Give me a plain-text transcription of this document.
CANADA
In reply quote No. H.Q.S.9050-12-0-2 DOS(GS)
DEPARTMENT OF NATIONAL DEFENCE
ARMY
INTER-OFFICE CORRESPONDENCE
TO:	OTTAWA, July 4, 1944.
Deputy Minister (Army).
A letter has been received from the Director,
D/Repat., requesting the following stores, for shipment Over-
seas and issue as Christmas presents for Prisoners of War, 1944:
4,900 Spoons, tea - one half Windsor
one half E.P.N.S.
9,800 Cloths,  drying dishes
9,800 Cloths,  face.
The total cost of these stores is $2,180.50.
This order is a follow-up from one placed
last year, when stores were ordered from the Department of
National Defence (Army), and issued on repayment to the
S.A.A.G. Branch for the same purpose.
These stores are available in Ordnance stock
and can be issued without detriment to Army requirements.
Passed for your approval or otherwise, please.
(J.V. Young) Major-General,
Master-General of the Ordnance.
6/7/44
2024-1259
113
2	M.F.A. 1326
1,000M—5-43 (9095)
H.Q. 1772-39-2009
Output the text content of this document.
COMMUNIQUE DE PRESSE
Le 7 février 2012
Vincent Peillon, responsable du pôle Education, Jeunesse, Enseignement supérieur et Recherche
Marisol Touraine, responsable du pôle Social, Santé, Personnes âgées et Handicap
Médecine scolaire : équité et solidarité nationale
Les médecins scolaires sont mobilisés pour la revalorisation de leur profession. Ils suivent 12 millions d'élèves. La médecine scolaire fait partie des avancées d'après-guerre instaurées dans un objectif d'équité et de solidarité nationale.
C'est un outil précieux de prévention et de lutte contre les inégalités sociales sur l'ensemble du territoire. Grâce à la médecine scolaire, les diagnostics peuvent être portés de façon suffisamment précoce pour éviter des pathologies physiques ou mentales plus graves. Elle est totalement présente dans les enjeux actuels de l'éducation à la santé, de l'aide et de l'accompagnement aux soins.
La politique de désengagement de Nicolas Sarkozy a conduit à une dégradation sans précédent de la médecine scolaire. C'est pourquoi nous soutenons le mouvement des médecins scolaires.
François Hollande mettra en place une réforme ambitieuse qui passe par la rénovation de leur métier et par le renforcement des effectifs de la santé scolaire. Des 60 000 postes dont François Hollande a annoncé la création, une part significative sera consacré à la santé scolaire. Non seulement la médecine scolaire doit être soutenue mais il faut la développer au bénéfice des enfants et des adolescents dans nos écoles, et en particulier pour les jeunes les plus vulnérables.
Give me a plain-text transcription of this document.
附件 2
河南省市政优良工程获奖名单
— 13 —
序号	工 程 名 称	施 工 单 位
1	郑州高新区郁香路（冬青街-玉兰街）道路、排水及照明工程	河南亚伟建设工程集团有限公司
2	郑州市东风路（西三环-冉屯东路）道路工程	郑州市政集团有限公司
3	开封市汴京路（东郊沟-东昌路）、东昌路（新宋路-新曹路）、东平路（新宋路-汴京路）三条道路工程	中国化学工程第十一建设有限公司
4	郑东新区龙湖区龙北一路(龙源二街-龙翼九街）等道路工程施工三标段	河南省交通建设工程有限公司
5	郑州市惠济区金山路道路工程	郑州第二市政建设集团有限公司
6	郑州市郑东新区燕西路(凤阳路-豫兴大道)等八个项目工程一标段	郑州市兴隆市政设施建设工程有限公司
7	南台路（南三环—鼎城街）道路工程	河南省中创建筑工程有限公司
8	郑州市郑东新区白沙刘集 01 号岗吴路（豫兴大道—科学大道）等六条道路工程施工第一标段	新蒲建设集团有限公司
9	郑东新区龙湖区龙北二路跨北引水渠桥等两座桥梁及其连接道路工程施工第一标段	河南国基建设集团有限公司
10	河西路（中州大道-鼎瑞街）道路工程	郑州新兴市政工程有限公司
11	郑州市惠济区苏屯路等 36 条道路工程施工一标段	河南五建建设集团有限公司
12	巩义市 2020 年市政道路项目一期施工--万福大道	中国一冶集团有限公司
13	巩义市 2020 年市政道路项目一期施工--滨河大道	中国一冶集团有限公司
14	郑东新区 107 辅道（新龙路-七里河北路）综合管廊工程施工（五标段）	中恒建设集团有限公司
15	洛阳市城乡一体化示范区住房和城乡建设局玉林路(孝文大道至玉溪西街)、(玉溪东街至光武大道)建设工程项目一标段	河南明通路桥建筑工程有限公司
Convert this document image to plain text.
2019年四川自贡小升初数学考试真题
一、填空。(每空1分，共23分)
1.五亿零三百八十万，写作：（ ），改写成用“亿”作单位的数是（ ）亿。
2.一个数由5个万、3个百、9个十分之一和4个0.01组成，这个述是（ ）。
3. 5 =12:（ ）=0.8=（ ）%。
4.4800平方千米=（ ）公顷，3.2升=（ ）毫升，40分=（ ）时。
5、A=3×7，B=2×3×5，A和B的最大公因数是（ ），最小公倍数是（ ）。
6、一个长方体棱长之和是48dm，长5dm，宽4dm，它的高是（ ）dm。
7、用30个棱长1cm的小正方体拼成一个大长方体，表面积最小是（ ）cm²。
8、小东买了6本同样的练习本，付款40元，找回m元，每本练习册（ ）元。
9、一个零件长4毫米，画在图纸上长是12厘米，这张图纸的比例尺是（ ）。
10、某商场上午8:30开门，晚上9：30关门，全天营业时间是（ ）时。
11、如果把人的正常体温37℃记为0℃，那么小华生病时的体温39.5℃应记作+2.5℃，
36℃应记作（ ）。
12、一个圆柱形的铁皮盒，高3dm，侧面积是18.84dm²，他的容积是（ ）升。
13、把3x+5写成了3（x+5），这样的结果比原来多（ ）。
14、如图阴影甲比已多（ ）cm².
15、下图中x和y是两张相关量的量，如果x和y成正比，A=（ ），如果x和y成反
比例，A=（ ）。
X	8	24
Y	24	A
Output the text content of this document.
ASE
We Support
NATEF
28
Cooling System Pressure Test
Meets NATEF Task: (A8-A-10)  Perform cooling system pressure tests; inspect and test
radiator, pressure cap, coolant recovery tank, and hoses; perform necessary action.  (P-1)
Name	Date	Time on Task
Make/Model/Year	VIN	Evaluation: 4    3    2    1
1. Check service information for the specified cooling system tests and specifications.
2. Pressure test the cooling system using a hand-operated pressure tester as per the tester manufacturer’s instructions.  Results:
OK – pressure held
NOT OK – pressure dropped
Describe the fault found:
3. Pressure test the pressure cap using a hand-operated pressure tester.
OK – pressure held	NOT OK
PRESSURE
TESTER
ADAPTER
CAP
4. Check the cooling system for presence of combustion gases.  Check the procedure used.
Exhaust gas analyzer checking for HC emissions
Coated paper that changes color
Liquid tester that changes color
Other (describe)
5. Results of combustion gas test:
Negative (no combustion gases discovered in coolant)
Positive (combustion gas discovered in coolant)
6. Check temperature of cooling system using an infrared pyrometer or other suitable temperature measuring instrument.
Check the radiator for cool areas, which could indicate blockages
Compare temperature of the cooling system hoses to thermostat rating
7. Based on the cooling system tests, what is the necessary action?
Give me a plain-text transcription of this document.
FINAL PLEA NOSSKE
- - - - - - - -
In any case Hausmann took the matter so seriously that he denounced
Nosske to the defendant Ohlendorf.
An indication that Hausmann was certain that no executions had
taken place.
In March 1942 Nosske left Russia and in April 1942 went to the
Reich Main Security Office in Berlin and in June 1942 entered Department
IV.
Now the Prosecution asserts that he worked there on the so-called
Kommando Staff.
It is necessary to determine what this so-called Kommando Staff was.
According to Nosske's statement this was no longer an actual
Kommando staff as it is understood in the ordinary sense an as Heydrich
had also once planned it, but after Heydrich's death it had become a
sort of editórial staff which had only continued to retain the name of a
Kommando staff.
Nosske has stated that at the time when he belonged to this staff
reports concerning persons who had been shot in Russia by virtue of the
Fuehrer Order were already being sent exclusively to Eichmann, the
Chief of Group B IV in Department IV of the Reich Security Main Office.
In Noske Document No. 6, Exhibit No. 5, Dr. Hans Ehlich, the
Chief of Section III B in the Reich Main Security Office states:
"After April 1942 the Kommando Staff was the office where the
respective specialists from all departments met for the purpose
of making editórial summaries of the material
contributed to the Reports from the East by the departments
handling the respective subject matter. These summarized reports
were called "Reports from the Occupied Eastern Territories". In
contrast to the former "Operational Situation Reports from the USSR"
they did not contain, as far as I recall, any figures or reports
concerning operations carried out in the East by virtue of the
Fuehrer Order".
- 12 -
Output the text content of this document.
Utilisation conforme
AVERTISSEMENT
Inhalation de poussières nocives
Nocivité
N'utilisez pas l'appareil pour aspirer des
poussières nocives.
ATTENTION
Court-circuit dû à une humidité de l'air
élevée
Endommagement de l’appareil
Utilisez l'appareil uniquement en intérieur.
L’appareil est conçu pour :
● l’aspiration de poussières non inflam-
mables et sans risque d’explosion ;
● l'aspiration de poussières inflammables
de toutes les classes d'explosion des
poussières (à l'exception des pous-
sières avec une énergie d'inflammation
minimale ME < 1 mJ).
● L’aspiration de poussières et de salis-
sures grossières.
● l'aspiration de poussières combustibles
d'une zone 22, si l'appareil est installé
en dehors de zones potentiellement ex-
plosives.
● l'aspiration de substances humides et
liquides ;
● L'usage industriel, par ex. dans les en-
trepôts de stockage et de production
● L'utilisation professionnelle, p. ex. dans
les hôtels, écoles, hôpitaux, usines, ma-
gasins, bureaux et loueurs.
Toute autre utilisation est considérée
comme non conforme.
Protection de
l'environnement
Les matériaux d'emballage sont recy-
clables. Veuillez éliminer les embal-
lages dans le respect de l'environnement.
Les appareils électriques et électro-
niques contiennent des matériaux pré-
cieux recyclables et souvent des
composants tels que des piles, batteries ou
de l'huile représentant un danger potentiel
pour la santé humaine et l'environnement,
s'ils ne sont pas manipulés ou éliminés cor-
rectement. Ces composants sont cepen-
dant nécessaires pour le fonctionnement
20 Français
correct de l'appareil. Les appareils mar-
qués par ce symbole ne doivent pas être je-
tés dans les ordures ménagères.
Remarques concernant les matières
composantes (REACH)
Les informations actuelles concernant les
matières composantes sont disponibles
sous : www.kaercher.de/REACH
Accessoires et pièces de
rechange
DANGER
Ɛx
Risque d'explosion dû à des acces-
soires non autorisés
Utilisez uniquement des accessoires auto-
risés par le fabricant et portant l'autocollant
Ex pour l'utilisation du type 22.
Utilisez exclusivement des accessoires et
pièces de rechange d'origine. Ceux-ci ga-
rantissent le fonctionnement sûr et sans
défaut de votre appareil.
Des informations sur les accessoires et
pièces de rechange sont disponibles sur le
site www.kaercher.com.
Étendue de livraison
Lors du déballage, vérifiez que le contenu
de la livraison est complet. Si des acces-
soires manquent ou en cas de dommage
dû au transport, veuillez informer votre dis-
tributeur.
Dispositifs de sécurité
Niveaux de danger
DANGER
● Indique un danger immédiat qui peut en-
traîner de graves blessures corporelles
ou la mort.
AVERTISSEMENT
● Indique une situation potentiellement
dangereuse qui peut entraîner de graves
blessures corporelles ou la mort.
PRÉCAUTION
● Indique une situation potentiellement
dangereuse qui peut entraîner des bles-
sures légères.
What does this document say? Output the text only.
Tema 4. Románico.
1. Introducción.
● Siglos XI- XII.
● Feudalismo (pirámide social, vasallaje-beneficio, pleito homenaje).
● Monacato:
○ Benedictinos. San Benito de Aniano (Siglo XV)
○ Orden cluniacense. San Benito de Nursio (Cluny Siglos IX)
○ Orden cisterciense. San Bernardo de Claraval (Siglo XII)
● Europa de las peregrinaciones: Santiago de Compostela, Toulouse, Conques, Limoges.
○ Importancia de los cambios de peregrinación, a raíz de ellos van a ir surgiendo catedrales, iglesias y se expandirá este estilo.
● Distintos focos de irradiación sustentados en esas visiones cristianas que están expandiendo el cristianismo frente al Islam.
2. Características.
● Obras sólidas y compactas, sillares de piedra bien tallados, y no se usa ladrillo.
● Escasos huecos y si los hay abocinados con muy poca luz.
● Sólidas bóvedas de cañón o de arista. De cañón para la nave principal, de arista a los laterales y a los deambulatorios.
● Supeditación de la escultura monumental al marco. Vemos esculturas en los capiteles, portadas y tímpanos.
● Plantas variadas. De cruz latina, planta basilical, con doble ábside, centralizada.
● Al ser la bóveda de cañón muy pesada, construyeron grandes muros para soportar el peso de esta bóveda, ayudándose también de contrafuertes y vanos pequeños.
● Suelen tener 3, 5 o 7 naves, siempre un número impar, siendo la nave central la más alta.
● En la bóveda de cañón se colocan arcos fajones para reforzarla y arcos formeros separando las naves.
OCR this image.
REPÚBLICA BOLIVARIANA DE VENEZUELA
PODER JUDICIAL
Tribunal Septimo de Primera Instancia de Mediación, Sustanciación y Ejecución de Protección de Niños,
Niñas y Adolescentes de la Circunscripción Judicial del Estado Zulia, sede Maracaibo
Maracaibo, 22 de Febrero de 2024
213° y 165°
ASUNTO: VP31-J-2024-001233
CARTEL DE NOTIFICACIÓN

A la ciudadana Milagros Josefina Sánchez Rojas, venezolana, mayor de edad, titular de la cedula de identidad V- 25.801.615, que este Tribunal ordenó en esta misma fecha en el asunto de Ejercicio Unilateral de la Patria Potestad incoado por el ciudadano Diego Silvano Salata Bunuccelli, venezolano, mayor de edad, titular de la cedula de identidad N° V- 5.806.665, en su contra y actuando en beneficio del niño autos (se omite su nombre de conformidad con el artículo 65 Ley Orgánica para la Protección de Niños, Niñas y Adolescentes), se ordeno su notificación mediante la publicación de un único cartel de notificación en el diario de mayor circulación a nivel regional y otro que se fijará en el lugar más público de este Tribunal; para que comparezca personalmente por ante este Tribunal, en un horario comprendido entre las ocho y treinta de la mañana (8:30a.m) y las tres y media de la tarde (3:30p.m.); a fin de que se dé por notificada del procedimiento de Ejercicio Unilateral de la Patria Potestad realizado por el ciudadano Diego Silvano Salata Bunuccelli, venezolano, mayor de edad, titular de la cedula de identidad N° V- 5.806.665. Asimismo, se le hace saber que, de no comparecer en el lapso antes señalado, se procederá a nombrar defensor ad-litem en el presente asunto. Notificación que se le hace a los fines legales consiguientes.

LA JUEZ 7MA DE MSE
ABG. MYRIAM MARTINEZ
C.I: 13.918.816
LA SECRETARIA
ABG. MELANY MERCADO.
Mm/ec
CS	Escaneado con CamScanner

- _Exercise requirements_
Check each line above for the string "image" and report how many lines have it, giving only the number.

- _Problem solution_
2